Omit all images. Write out the rest of the material exactly.

-- Begin Rows --

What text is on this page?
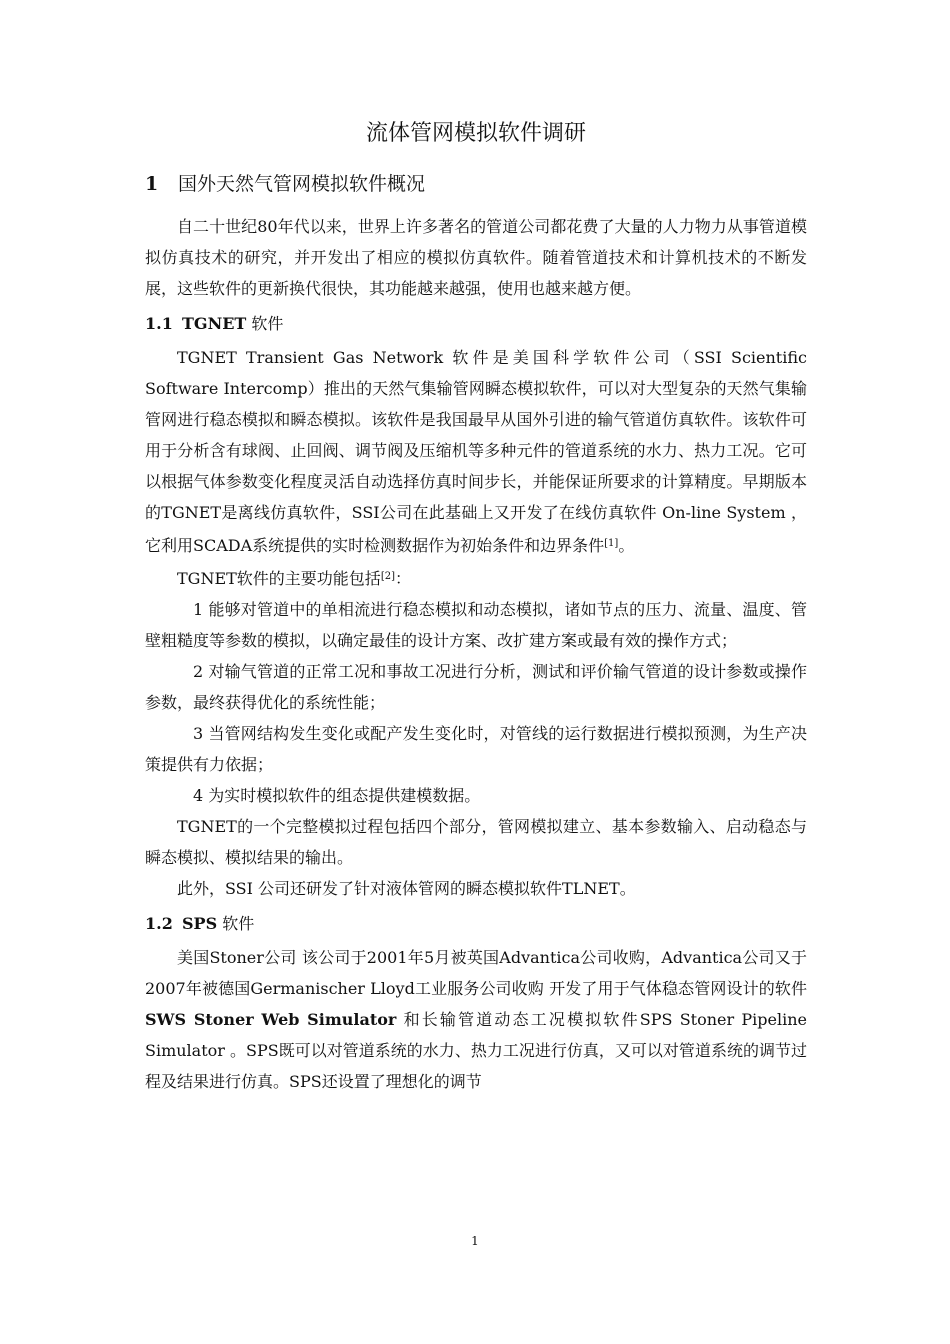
流体管网模拟软件调研
1 国外天然气管网模拟软件概况

自二十世纪80年代以来，世界上许多著名的管道公司都花费了大量的人力物力从事管道模拟仿真技术的研究，并开发出了相应的模拟仿真软件。随着管道技术和计算机技术的不断发展，这些软件的更新换代很快，其功能越来越强，使用也越来越方便。

1.1 TGNET 软件

TGNET Transient Gas Network 软件是美国科学软件公司（SSI Scientific Software Intercomp）推出的天然气集输管网瞬态模拟软件，可以对大型复杂的天然气集输管网进行稳态模拟和瞬态模拟。该软件是我国最早从国外引进的输气管道仿真软件。该软件可用于分析含有球阀、止回阀、调节阀及压缩机等多种元件的管道系统的水力、热力工况。它可以根据气体参数变化程度灵活自动选择仿真时间步长，并能保证所要求的计算精度。早期版本的TGNET是离线仿真软件，SSI公司在此基础上又开发了在线仿真软件 On-line System ，它利用SCADA系统提供的实时检测数据作为初始条件和边界条件[1]。

TGNET软件的主要功能包括[2]：

1 能够对管道中的单相流进行稳态模拟和动态模拟，诸如节点的压力、流量、温度、管壁粗糙度等参数的模拟，以确定最佳的设计方案、改扩建方案或最有效的操作方式；

2 对输气管道的正常工况和事故工况进行分析，测试和评价输气管道的设计参数或操作参数，最终获得优化的系统性能；

3 当管网结构发生变化或配产发生变化时，对管线的运行数据进行模拟预测，为生产决策提供有力依据；

4 为实时模拟软件的组态提供建模数据。

TGNET的一个完整模拟过程包括四个部分，管网模拟建立、基本参数输入、启动稳态与瞬态模拟、模拟结果的输出。

此外，SSI 公司还研发了针对液体管网的瞬态模拟软件TLNET。

1.2 SPS 软件

美国Stoner公司 该公司于2001年5月被英国Advantica公司收购，Advantica公司又于2007年被德国Germanischer Lloyd工业服务公司收购 开发了用于气体稳态管网设计的软件SWS Stoner Web Simulator 和长输管道动态工况模拟软件SPS Stoner Pipeline Simulator 。SPS既可以对管道系统的水力、热力工况进行仿真，又可以对管道系统的调节过程及结果进行仿真。SPS还设置了理想化的调节

1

-- End Rows --

#### Response to the task:
What text is on this page?
流体管网模拟软件调研
1 国外天然气管网模拟软件概况

自二十世纪80年代以来，世界上许多著名的管道公司都花费了大量的人力物力从事管道模拟仿真技术的研究，并开发出了相应的模拟仿真软件。随着管道技术和计算机技术的不断发展，这些软件的更新换代很快，其功能越来越强，使用也越来越方便。

1.1 TGNET 软件

TGNET Transient Gas Network 软件是美国科学软件公司（SSI Scientific Software Intercomp）推出的天然气集输管网瞬态模拟软件，可以对大型复杂的天然气集输管网进行稳态模拟和瞬态模拟。该软件是我国最早从国外引进的输气管道仿真软件。该软件可用于分析含有球阀、止回阀、调节阀及压缩机等多种元件的管道系统的水力、热力工况。它可以根据气体参数变化程度灵活自动选择仿真时间步长，并能保证所要求的计算精度。早期版本的TGNET是离线仿真软件，SSI公司在此基础上又开发了在线仿真软件 On-line System ，它利用SCADA系统提供的实时检测数据作为初始条件和边界条件[1]。

TGNET软件的主要功能包括[2]：

1 能够对管道中的单相流进行稳态模拟和动态模拟，诸如节点的压力、流量、温度、管壁粗糙度等参数的模拟，以确定最佳的设计方案、改扩建方案或最有效的操作方式；

2 对输气管道的正常工况和事故工况进行分析，测试和评价输气管道的设计参数或操作参数，最终获得优化的系统性能；

3 当管网结构发生变化或配产发生变化时，对管线的运行数据进行模拟预测，为生产决策提供有力依据；

4 为实时模拟软件的组态提供建模数据。

TGNET的一个完整模拟过程包括四个部分，管网模拟建立、基本参数输入、启动稳态与瞬态模拟、模拟结果的输出。

此外，SSI 公司还研发了针对液体管网的瞬态模拟软件TLNET。

1.2 SPS 软件

美国Stoner公司 该公司于2001年5月被英国Advantica公司收购，Advantica公司又于2007年被德国Germanischer Lloyd工业服务公司收购 开发了用于气体稳态管网设计的软件SWS Stoner Web Simulator 和长输管道动态工况模拟软件SPS Stoner Pipeline Simulator 。SPS既可以对管道系统的水力、热力工况进行仿真，又可以对管道系统的调节过程及结果进行仿真。SPS还设置了理想化的调节

1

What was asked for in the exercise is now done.